Source document
Ash Patel: Yeah. And to elaborate more, what you shared with me is, pressure is when you know, if you slip up today, you’re going away for a couple years. I mean, that’s real pressure.
Nate Barger: No. No. 20 years. You’re going away for 15 or 20 years.
Ash Patel: Yeah.
Nate Barger: When you call me and you’re a property manager and you say, “Oh, my God. We’ve got… The building, no, you’re not going to believe, it’s flooding!” “Anybody died?” “No.” “Okay, well, what’s the problem? We’ve got water in the unit? What do we have to do to get the water out?” It’s just water. There’s water all around us. Why are we so scared when it gets in the unit, right? Why does it freak you out?
Ash Patel: Yeah. 99% of the people get pretty freaked out over a situation like that, because they don’t have the right perspective.
Nate Barger: It already happened, right? It already happened.
Ash Patel: Yeah.
Nate Barger: You can’t prevent it. What can you do to fix it? Let’s go do it. That’s it.
Ash Patel: Yeah, I wish I had that perspective.
Nate Barger: I think you do, in a lot of different ways.
Ash Patel: Yeah, but I also freak out.
Nate Barger: What are you going to do if something’s already happened? Why worry about it? That comes down to me sitting there, growing up in an alcoholic family and sitting there, and I remember some lady came over and gave my mom this plaque, it was a Serenity Prayer. Do you notice Serenity Prayer?
Ash Patel: I know of it.
Nate Barger: So say it. Look, not about religious belief, but it’s basically saying, “Let me focus on what I can control. Let me have the wisdom to know what that is, and let me let go of the things that I can’t control.” And if you take that mindset to business, then you can grow a lot quicker.
Ash Patel: So Nate, you’ve achieved a ton of success, and now you’re so focused on giving back. You’ve got an academy. By the way, Best Ever listeners, Nate Barger has the BRRRR Facebook group, and you’re probably at130,000 by now, members on there?
Nate Barger: Yeah, we’re growing like 5,000 people a week. It’s insane.

Record set
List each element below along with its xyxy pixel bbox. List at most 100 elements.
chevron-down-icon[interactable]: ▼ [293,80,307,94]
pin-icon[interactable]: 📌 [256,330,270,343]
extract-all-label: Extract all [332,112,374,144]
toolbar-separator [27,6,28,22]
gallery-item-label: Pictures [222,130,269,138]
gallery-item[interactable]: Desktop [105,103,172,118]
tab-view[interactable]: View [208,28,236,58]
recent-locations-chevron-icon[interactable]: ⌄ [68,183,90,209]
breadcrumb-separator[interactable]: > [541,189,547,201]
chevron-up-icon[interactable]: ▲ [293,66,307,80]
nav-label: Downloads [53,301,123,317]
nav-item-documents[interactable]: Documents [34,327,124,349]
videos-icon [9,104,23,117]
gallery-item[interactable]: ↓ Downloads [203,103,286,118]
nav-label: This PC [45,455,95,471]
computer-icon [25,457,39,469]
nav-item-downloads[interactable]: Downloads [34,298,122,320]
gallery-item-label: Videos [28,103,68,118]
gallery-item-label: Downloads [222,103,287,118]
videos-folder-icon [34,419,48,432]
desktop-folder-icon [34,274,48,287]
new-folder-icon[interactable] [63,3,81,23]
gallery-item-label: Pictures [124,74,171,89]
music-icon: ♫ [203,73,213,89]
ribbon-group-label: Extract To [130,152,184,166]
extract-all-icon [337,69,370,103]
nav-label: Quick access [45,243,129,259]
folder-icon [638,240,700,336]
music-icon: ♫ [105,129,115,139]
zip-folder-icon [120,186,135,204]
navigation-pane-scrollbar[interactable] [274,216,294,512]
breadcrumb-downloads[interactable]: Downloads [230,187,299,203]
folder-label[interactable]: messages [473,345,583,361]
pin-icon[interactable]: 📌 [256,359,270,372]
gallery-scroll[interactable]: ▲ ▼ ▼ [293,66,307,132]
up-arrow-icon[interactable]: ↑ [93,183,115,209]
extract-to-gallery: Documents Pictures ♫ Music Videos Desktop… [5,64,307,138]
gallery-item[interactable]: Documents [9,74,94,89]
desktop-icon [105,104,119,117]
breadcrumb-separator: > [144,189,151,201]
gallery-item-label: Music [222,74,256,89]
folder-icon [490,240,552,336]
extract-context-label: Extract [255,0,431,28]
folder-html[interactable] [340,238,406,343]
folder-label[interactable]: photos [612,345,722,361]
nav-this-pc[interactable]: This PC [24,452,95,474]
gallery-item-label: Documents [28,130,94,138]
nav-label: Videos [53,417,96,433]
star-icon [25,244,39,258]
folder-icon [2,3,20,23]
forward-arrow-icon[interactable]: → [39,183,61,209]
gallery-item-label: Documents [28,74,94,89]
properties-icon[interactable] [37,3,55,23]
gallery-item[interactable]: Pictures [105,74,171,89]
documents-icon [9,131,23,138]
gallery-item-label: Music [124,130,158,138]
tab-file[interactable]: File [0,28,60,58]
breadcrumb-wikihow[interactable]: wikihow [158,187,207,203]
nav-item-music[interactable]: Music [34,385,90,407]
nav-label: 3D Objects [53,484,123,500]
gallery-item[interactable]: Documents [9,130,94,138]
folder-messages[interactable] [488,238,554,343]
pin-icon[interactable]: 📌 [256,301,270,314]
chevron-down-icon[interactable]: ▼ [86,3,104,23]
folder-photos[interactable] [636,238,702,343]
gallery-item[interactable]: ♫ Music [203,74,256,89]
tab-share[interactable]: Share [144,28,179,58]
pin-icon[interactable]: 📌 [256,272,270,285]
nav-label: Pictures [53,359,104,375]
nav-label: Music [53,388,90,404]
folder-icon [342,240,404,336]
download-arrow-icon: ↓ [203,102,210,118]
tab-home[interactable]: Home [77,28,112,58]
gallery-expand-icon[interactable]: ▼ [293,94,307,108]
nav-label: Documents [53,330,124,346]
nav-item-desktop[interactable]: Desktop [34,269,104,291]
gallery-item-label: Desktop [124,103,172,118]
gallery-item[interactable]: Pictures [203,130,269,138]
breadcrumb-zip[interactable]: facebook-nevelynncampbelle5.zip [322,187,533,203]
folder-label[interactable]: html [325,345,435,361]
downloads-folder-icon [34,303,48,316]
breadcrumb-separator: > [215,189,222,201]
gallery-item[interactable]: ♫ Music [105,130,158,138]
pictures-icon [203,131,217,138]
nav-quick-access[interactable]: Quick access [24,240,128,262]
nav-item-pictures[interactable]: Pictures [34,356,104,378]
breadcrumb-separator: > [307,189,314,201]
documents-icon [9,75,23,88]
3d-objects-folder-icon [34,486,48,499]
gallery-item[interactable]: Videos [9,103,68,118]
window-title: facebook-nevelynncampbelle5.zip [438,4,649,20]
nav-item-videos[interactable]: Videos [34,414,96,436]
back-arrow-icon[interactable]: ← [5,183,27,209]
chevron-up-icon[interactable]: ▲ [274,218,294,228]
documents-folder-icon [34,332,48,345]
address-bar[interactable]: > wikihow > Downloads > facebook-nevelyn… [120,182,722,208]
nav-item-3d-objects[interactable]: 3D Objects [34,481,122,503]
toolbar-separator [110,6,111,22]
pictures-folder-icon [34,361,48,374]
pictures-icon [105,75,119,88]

Task brief
According to the conversation, what did a lady give to Nate Barger's mother when he was growing up?

Solution to this problem
A plaque with the Serenity Prayer.